• [REQUIREMENT] Below are entries; tally how many lines hold the string "szervezet" and answer with only that figure.

• [RECORDS PROVIDED]
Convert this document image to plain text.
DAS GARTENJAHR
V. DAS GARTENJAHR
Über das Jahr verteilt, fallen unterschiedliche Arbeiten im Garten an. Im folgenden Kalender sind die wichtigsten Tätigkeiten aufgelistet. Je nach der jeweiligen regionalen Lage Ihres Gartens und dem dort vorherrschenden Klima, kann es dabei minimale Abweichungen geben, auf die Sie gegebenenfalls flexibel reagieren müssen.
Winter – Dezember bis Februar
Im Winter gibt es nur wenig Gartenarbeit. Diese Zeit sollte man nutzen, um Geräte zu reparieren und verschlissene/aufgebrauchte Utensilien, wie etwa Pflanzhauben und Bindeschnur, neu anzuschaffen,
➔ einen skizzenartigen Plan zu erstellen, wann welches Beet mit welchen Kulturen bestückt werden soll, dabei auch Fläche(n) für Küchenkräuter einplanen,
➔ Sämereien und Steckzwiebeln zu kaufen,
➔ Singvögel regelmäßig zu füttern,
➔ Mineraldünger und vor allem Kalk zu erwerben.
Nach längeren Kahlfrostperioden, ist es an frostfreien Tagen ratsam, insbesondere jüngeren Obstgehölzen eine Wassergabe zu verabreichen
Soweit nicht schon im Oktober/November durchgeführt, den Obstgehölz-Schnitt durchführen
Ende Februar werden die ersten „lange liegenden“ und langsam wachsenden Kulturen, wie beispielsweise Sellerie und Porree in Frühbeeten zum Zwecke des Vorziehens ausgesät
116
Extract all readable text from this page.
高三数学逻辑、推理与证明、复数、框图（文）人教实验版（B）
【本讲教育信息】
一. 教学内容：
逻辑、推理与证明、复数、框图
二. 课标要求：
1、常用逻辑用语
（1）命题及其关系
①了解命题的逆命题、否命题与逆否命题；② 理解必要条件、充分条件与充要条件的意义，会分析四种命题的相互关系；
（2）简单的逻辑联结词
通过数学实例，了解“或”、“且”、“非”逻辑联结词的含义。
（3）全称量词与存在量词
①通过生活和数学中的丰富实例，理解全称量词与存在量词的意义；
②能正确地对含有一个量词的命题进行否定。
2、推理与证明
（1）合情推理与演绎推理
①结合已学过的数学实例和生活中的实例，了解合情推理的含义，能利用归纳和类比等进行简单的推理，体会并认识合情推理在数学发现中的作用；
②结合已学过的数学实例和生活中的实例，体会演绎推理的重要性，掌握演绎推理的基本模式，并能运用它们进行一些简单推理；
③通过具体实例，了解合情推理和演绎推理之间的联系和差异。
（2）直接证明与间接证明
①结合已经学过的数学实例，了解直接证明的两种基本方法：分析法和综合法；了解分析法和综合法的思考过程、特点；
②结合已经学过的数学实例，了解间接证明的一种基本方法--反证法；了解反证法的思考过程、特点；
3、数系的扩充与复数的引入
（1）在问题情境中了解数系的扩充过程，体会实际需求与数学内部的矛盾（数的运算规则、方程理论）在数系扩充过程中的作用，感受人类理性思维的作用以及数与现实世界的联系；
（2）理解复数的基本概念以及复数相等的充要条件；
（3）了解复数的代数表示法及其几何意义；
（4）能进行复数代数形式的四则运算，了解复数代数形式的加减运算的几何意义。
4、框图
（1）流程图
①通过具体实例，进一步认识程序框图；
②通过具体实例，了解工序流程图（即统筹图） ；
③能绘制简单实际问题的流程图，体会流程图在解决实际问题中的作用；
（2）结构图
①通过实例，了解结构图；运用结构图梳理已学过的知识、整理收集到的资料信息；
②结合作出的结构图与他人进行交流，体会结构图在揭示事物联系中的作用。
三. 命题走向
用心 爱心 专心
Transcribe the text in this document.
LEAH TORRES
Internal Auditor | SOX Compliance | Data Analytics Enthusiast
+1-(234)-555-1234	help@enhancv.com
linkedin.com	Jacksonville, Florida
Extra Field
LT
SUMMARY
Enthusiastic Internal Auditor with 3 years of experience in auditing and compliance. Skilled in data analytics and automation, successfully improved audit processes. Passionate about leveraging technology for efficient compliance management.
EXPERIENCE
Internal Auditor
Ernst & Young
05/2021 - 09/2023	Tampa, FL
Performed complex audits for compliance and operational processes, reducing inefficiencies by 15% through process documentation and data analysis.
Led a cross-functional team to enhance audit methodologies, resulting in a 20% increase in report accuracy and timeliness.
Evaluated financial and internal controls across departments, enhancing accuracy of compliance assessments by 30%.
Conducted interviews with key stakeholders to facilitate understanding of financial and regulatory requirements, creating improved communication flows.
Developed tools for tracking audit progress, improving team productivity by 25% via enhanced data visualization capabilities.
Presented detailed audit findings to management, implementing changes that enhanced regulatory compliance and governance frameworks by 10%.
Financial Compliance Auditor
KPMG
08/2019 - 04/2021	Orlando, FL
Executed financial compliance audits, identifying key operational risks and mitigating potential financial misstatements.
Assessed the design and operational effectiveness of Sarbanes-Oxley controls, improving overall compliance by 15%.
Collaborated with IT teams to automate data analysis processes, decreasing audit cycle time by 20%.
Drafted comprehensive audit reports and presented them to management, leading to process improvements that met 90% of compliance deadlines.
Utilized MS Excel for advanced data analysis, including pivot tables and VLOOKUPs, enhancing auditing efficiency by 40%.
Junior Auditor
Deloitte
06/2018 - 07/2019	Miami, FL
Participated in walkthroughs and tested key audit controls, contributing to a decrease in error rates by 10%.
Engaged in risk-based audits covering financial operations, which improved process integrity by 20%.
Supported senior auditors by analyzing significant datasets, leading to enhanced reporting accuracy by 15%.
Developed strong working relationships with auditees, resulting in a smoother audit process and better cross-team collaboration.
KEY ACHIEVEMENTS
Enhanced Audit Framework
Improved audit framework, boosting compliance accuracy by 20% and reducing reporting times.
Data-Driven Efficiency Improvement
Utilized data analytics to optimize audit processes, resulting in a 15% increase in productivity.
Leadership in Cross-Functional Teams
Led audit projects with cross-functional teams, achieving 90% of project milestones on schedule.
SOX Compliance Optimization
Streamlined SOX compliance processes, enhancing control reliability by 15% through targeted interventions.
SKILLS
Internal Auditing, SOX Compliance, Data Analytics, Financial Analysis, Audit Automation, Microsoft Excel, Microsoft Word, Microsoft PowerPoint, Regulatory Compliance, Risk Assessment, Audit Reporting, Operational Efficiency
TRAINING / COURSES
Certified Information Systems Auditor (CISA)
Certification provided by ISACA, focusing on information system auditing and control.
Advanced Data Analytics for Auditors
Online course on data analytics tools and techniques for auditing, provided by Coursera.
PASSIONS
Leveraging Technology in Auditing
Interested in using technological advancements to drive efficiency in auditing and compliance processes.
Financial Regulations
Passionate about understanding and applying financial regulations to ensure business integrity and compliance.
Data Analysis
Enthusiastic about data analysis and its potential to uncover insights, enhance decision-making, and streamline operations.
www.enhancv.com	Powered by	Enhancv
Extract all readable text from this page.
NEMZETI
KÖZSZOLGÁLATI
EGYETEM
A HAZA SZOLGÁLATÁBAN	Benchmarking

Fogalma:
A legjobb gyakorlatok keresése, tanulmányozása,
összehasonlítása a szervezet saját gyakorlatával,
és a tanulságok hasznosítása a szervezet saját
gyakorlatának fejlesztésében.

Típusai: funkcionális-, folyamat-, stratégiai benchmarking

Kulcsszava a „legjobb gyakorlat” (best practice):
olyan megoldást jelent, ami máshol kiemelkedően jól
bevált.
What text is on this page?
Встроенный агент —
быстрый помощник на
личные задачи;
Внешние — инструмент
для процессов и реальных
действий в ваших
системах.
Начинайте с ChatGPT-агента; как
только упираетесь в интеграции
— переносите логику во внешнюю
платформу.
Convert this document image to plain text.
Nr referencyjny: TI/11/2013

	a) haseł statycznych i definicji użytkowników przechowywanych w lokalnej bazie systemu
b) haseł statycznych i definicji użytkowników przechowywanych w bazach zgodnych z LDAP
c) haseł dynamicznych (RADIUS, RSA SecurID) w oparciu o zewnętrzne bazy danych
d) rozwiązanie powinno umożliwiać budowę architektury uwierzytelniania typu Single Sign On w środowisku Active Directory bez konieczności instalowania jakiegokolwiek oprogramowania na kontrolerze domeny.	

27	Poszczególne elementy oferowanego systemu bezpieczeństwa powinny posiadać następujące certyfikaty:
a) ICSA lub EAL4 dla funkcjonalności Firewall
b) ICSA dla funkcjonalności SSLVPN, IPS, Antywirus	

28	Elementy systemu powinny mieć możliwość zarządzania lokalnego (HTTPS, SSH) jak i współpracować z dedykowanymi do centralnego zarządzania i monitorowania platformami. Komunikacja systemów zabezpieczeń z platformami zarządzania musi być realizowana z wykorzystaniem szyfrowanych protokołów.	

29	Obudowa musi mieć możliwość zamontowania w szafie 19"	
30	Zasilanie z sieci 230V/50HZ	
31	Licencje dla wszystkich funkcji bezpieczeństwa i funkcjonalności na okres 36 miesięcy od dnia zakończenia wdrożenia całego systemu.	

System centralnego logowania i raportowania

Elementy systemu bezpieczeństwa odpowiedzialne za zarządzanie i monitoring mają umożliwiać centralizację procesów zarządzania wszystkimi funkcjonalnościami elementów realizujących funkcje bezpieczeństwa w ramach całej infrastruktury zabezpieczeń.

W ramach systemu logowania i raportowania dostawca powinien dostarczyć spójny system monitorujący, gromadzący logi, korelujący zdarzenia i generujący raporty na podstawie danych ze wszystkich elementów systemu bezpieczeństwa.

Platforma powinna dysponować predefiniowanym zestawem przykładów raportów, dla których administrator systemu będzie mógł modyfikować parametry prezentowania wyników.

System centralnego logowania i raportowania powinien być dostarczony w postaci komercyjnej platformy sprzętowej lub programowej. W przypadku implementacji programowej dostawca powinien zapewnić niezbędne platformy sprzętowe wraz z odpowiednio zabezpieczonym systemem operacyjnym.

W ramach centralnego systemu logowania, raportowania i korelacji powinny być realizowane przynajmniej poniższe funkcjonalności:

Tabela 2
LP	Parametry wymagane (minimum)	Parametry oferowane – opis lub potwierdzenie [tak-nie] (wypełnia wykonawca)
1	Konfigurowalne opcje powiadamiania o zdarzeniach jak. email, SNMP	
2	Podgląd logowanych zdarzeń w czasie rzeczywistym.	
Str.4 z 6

• [RESPONSE TO THIS EXERCISE] 2